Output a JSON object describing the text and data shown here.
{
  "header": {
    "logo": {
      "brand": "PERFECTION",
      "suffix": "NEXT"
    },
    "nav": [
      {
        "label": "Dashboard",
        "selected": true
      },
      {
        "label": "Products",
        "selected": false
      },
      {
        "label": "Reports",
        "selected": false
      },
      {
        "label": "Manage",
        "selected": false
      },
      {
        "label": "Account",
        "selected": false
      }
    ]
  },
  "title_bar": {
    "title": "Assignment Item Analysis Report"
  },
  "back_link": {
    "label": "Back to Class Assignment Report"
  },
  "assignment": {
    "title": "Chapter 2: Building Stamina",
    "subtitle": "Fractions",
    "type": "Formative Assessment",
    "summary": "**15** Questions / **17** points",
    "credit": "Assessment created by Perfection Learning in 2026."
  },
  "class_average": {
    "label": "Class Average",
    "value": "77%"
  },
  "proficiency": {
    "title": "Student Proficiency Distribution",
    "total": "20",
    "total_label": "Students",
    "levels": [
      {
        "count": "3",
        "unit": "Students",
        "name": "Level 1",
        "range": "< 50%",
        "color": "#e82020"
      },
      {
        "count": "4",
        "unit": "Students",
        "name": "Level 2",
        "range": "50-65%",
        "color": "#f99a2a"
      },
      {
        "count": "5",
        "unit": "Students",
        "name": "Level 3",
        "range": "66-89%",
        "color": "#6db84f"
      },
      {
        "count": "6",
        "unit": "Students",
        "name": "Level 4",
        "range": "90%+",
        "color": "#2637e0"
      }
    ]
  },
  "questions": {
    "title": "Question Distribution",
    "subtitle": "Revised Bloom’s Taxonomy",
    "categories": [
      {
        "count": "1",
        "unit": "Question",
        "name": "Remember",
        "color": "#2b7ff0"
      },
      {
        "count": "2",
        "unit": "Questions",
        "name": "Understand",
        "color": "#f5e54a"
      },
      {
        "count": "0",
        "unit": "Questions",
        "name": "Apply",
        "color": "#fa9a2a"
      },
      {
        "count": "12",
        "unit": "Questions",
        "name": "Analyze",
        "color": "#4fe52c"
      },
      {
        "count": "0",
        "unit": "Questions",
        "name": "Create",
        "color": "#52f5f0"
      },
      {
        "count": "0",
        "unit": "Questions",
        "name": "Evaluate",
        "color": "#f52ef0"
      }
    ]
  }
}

..........

* Written task *
Please copy out each record, character for character.

* Exercise result *
Output a JSON object describing the text and data shown here.
{
  "header": {
    "logo": {
      "brand": "PERFECTION",
      "suffix": "NEXT"
    },
    "nav": [
      {
        "label": "Dashboard",
        "selected": true
      },
      {
        "label": "Products",
        "selected": false
      },
      {
        "label": "Reports",
        "selected": false
      },
      {
        "label": "Manage",
        "selected": false
      },
      {
        "label": "Account",
        "selected": false
      }
    ]
  },
  "title_bar": {
    "title": "Assignment Item Analysis Report"
  },
  "back_link": {
    "label": "Back to Class Assignment Report"
  },
  "assignment": {
    "title": "Chapter 2: Building Stamina",
    "subtitle": "Fractions",
    "type": "Formative Assessment",
    "summary": "**15** Questions / **17** points",
    "credit": "Assessment created by Perfection Learning in 2026."
  },
  "class_average": {
    "label": "Class Average",
    "value": "77%"
  },
  "proficiency": {
    "title": "Student Proficiency Distribution",
    "total": "20",
    "total_label": "Students",
    "levels": [
      {
        "count": "3",
        "unit": "Students",
        "name": "Level 1",
        "range": "< 50%",
        "color": "#e82020"
      },
      {
        "count": "4",
        "unit": "Students",
        "name": "Level 2",
        "range": "50-65%",
        "color": "#f99a2a"
      },
      {
        "count": "5",
        "unit": "Students",
        "name": "Level 3",
        "range": "66-89%",
        "color": "#6db84f"
      },
      {
        "count": "6",
        "unit": "Students",
        "name": "Level 4",
        "range": "90%+",
        "color": "#2637e0"
      }
    ]
  },
  "questions": {
    "title": "Question Distribution",
    "subtitle": "Revised Bloom’s Taxonomy",
    "categories": [
      {
        "count": "1",
        "unit": "Question",
        "name": "Remember",
        "color": "#2b7ff0"
      },
      {
        "count": "2",
        "unit": "Questions",
        "name": "Understand",
        "color": "#f5e54a"
      },
      {
        "count": "0",
        "unit": "Questions",
        "name": "Apply",
        "color": "#fa9a2a"
      },
      {
        "count": "12",
        "unit": "Questions",
        "name": "Analyze",
        "color": "#4fe52c"
      },
      {
        "count": "0",
        "unit": "Questions",
        "name": "Create",
        "color": "#52f5f0"
      },
      {
        "count": "0",
        "unit": "Questions",
        "name": "Evaluate",
        "color": "#f52ef0"
      }
    ]
  }
}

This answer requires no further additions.